Request -
Extract, from the listing that follows, each line containing the word "checkup".

Raw data -
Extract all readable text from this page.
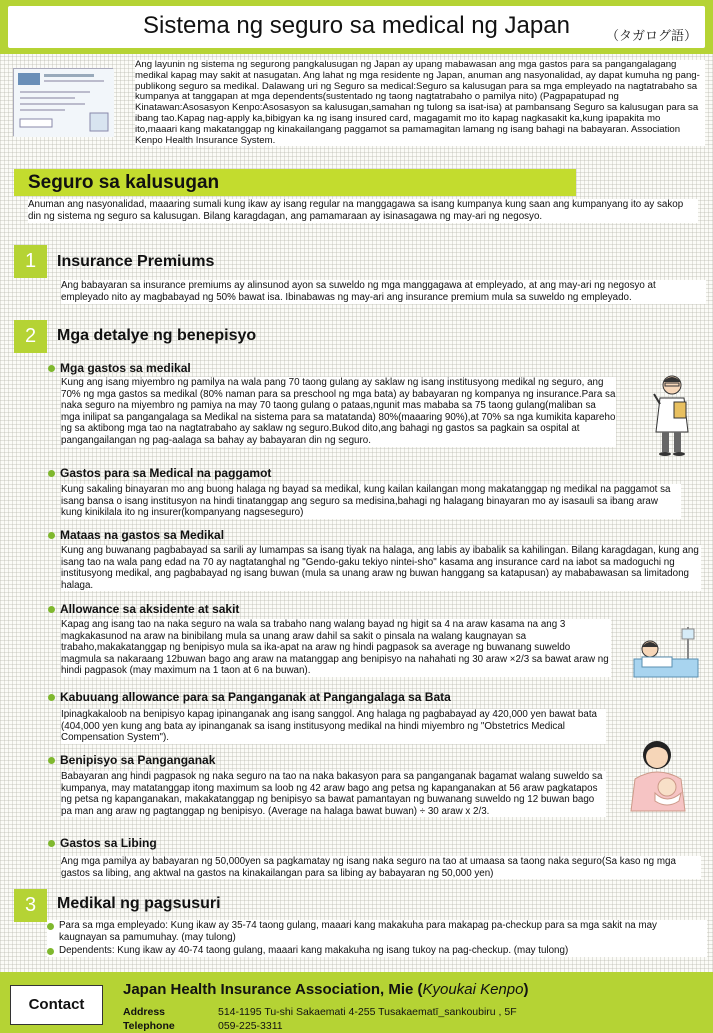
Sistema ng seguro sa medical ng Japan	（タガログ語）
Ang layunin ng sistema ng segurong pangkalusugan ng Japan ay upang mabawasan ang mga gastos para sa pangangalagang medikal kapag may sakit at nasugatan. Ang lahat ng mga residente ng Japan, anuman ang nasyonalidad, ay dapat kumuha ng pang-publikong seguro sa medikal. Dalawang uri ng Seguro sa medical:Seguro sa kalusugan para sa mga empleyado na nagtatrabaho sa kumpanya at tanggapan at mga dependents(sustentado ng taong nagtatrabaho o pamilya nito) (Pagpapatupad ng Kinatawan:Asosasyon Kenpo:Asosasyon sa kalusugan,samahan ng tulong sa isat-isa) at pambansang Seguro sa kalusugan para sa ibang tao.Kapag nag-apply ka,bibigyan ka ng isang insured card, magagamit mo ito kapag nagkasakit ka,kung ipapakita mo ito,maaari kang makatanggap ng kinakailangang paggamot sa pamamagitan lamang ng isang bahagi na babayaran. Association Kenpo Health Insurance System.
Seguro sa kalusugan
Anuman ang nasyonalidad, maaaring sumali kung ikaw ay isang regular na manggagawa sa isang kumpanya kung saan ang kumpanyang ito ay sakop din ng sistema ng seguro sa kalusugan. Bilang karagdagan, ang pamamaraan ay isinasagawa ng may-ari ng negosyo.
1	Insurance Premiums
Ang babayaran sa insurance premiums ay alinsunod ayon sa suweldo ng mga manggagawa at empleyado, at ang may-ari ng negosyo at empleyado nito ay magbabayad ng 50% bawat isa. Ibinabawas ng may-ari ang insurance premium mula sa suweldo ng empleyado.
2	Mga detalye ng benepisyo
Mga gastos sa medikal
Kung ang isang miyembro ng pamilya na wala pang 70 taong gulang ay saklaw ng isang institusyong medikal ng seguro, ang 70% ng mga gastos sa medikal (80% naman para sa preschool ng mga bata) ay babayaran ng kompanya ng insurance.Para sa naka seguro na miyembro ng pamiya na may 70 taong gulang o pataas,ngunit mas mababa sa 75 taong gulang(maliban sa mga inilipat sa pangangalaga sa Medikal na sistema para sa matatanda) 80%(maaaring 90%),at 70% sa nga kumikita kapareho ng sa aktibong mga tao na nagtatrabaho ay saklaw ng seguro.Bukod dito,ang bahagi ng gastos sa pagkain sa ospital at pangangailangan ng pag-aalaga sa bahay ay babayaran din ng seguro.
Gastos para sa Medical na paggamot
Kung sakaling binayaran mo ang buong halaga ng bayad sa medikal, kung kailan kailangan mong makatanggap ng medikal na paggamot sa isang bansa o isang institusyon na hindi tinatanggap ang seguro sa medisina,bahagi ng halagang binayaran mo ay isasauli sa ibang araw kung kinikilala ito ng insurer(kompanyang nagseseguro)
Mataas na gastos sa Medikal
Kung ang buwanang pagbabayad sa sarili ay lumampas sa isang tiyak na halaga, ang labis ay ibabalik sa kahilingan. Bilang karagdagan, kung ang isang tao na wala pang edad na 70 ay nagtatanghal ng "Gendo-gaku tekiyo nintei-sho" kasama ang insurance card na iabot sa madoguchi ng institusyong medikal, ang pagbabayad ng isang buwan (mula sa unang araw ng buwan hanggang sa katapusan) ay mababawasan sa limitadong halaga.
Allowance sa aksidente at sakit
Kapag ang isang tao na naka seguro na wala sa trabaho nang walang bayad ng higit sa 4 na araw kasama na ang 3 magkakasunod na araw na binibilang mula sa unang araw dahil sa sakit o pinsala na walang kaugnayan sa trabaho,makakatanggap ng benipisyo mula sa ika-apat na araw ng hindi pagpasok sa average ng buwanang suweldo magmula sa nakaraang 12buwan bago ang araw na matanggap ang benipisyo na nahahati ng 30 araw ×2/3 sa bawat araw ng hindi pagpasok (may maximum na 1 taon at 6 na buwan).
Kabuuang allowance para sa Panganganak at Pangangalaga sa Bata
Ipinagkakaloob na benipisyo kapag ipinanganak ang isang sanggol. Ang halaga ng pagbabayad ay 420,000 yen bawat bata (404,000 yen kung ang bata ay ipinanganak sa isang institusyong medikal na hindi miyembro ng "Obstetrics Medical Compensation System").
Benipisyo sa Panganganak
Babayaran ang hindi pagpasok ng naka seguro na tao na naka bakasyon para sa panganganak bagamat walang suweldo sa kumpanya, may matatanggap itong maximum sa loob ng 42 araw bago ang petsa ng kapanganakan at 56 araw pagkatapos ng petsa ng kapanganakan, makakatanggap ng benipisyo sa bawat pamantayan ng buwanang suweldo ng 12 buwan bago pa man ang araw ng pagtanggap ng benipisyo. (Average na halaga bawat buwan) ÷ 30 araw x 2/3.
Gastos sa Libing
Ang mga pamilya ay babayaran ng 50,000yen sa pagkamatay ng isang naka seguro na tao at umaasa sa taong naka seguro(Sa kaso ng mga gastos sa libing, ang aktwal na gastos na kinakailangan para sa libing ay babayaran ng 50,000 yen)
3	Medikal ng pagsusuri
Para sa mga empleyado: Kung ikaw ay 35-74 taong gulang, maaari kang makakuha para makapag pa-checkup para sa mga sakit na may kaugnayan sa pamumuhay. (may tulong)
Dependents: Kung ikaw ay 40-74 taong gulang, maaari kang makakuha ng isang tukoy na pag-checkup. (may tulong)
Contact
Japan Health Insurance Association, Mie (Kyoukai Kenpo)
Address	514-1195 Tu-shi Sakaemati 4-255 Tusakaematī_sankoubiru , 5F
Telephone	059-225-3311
* * *
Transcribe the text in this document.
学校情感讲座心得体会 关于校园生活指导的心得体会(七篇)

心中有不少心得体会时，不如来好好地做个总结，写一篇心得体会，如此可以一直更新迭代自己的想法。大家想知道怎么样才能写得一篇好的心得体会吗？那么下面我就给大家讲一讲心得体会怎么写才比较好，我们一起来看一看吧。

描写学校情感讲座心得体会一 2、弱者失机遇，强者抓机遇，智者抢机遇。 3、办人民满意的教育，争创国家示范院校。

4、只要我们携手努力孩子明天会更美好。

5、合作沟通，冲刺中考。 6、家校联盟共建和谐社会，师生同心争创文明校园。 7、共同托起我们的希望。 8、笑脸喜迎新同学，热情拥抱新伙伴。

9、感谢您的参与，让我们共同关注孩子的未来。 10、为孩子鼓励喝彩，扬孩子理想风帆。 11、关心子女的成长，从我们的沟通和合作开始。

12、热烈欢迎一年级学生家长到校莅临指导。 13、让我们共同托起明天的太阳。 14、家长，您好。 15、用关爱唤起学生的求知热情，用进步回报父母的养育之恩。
* * *
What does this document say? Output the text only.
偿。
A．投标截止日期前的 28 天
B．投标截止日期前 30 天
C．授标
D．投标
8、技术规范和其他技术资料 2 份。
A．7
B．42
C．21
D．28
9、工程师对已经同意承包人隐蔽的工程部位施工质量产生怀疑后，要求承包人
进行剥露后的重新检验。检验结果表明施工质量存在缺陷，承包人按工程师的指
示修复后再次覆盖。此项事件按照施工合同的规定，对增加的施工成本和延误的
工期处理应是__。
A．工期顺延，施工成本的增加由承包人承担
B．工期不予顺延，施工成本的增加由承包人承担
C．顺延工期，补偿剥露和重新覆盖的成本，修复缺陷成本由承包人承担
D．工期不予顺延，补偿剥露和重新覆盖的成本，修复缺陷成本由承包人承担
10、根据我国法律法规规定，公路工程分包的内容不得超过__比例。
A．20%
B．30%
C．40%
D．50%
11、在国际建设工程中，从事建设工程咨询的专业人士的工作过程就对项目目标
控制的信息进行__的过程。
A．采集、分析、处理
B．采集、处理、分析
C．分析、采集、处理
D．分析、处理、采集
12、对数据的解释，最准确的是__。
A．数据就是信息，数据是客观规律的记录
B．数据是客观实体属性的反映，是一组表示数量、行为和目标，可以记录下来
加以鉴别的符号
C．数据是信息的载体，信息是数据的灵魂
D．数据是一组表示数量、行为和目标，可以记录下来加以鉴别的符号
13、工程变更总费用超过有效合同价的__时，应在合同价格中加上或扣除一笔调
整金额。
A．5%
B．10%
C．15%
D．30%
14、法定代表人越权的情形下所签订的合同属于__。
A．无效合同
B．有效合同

Solution to this problem -
Para sa mga empleyado: Kung ikaw ay 35-74 taong gulang, maaari kang makakuha para makapag pa-checkup para sa mga sakit na may kaugnayan sa pamumuhay. (may tulong)
Dependents: Kung ikaw ay 40-74 taong gulang, maaari kang makakuha ng isang tukoy na pag-checkup. (may tulong)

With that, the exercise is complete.